## Written task A
In the article below about The Island in Cheesman Reservoir, what rock is the island composed of?
## Written task B
In the article below about The Island in Cheesman Reservoir, reproduce word for word the part that opens with the words containing "The Island is a" and closes with "and Colorado Springs.".
## Written task C
Write what comes next in the article below about The Island in Cheesman Reservoir, beginning after its final sentence.

## Text provided
Small uninhabited island in Cheesman Lake, Colorado, United States

The Island is a small, uninhabited island in Cheesman Reservoir in Douglas County, Colorado, United States. It lies within the Pike National Forest between Denver and Colorado Springs.

== Geography ==
The Island is in the upper part of the reservoir. It is about 0.33 km long and 0.20 km wide, with a vegetated area of roughly 0.3 ha (0.003 km2). The highest point reaches about 2111 m above sea level, while the reservoir surface is as high as about 2087 m, giving the island ~24 m of local relief. Some datasets report an elevation of 2098 m for the feature. At low water the island can be connected to the shore by a narrow bar.

== Geology ==
Like much of the surrounding region, the island is composed of coarse Pikes Peak granite. Vegetation consists of scattered shrubs and trees.

== Administration ==
The county line between Douglas County (east) and Jefferson County (west) runs along the middle of the reservoir; The Island lies off the eastern shore and is therefore part of Douglas County.

## Dataset content

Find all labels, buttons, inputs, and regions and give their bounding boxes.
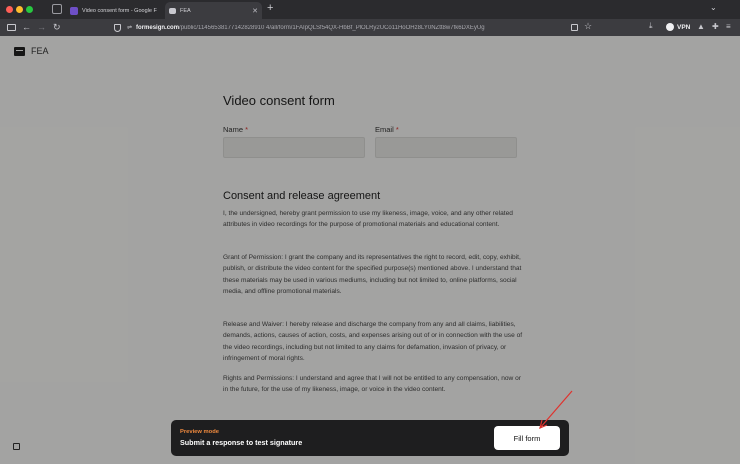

## Expected answer A
Coarse Pikes Peak granite.

## Expected answer B
The Island is a small, uninhabited island in Cheesman Reservoir in Douglas County, Colorado, United States. It lies within the Pike National Forest between Denver and Colorado Springs.

## Expected answer C
== Reservoir setting ==
Cheesman Reservoir trends roughly north–south for about 8 km with a maximum width of about 600 m; the water surface can reach an elevation near 2087 m. The reservoir lies within Pike National Forest, which covers about 4478 km2 across Clear Creek, Teller, Park, Jefferson, El Paso and Douglas counties.

== Climate ==
Based on global datasets, the broader area has a cool, semi-arid climate by the Köppen climate classification. Mean annual temperature is ~9 C; the warmest month is July (~24 C) and the coldest is February (~-6 C). Mean annual precipitation is about 534 mm; September is the wettest month (~96 mm) and November the driest (~19 mm).

== 2002 Hayman Fire ==
In June 2002, the Hayman Fire burned roughly 550 km2 of the Pike National Forest (well over ten percent of the forest's area). It is unclear whether the fire affected The Island directly.